### WRITTEN PROBLEM:
Repeat all entries exactly.
━━━━━ LISTED RECORDS ━━━━━
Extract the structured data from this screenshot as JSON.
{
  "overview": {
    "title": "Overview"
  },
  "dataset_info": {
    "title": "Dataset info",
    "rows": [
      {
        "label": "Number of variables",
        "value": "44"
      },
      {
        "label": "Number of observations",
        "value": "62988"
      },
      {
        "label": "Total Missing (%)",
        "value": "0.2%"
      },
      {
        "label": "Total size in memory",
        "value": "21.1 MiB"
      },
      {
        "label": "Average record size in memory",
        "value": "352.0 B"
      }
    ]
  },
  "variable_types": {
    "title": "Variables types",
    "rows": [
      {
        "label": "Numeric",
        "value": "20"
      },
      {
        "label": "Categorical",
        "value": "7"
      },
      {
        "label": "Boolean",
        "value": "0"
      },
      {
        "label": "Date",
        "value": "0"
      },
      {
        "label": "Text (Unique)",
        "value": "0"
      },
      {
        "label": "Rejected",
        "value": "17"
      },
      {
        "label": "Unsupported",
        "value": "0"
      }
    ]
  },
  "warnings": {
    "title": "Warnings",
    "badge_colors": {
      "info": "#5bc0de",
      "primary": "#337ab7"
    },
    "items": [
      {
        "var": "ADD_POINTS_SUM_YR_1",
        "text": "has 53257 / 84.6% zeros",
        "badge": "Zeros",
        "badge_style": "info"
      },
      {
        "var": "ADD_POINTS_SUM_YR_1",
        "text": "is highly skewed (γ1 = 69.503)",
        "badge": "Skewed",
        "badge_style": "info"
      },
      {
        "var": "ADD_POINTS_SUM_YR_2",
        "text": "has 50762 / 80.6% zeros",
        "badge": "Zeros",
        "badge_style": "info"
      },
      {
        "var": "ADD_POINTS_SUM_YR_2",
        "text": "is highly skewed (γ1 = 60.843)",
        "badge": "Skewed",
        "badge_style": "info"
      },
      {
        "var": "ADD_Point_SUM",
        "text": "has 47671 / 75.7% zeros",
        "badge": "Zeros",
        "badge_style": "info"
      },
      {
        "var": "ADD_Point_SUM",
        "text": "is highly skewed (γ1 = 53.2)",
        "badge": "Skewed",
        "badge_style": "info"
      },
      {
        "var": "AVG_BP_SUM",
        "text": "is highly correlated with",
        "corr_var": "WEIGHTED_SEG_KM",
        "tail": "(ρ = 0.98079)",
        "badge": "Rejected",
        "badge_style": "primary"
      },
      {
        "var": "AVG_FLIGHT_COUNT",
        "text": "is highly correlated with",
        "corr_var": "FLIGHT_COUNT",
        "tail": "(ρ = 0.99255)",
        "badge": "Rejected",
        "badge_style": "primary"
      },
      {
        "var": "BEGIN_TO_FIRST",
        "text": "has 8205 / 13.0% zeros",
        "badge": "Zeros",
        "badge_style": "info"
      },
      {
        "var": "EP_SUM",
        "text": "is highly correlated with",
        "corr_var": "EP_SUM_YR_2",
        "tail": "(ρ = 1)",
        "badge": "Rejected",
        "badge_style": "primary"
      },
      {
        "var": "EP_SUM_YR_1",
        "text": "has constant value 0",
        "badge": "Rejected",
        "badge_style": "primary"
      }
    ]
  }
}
━━━━━
### RESULT BELOW:
Extract the structured data from this screenshot as JSON.
{
  "overview": {
    "title": "Overview"
  },
  "dataset_info": {
    "title": "Dataset info",
    "rows": [
      {
        "label": "Number of variables",
        "value": "44"
      },
      {
        "label": "Number of observations",
        "value": "62988"
      },
      {
        "label": "Total Missing (%)",
        "value": "0.2%"
      },
      {
        "label": "Total size in memory",
        "value": "21.1 MiB"
      },
      {
        "label": "Average record size in memory",
        "value": "352.0 B"
      }
    ]
  },
  "variable_types": {
    "title": "Variables types",
    "rows": [
      {
        "label": "Numeric",
        "value": "20"
      },
      {
        "label": "Categorical",
        "value": "7"
      },
      {
        "label": "Boolean",
        "value": "0"
      },
      {
        "label": "Date",
        "value": "0"
      },
      {
        "label": "Text (Unique)",
        "value": "0"
      },
      {
        "label": "Rejected",
        "value": "17"
      },
      {
        "label": "Unsupported",
        "value": "0"
      }
    ]
  },
  "warnings": {
    "title": "Warnings",
    "badge_colors": {
      "info": "#5bc0de",
      "primary": "#337ab7"
    },
    "items": [
      {
        "var": "ADD_POINTS_SUM_YR_1",
        "text": "has 53257 / 84.6% zeros",
        "badge": "Zeros",
        "badge_style": "info"
      },
      {
        "var": "ADD_POINTS_SUM_YR_1",
        "text": "is highly skewed (γ1 = 69.503)",
        "badge": "Skewed",
        "badge_style": "info"
      },
      {
        "var": "ADD_POINTS_SUM_YR_2",
        "text": "has 50762 / 80.6% zeros",
        "badge": "Zeros",
        "badge_style": "info"
      },
      {
        "var": "ADD_POINTS_SUM_YR_2",
        "text": "is highly skewed (γ1 = 60.843)",
        "badge": "Skewed",
        "badge_style": "info"
      },
      {
        "var": "ADD_Point_SUM",
        "text": "has 47671 / 75.7% zeros",
        "badge": "Zeros",
        "badge_style": "info"
      },
      {
        "var": "ADD_Point_SUM",
        "text": "is highly skewed (γ1 = 53.2)",
        "badge": "Skewed",
        "badge_style": "info"
      },
      {
        "var": "AVG_BP_SUM",
        "text": "is highly correlated with",
        "corr_var": "WEIGHTED_SEG_KM",
        "tail": "(ρ = 0.98079)",
        "badge": "Rejected",
        "badge_style": "primary"
      },
      {
        "var": "AVG_FLIGHT_COUNT",
        "text": "is highly correlated with",
        "corr_var": "FLIGHT_COUNT",
        "tail": "(ρ = 0.99255)",
        "badge": "Rejected",
        "badge_style": "primary"
      },
      {
        "var": "BEGIN_TO_FIRST",
        "text": "has 8205 / 13.0% zeros",
        "badge": "Zeros",
        "badge_style": "info"
      },
      {
        "var": "EP_SUM",
        "text": "is highly correlated with",
        "corr_var": "EP_SUM_YR_2",
        "tail": "(ρ = 1)",
        "badge": "Rejected",
        "badge_style": "primary"
      },
      {
        "var": "EP_SUM_YR_1",
        "text": "has constant value 0",
        "badge": "Rejected",
        "badge_style": "primary"
      }
    ]
  }
}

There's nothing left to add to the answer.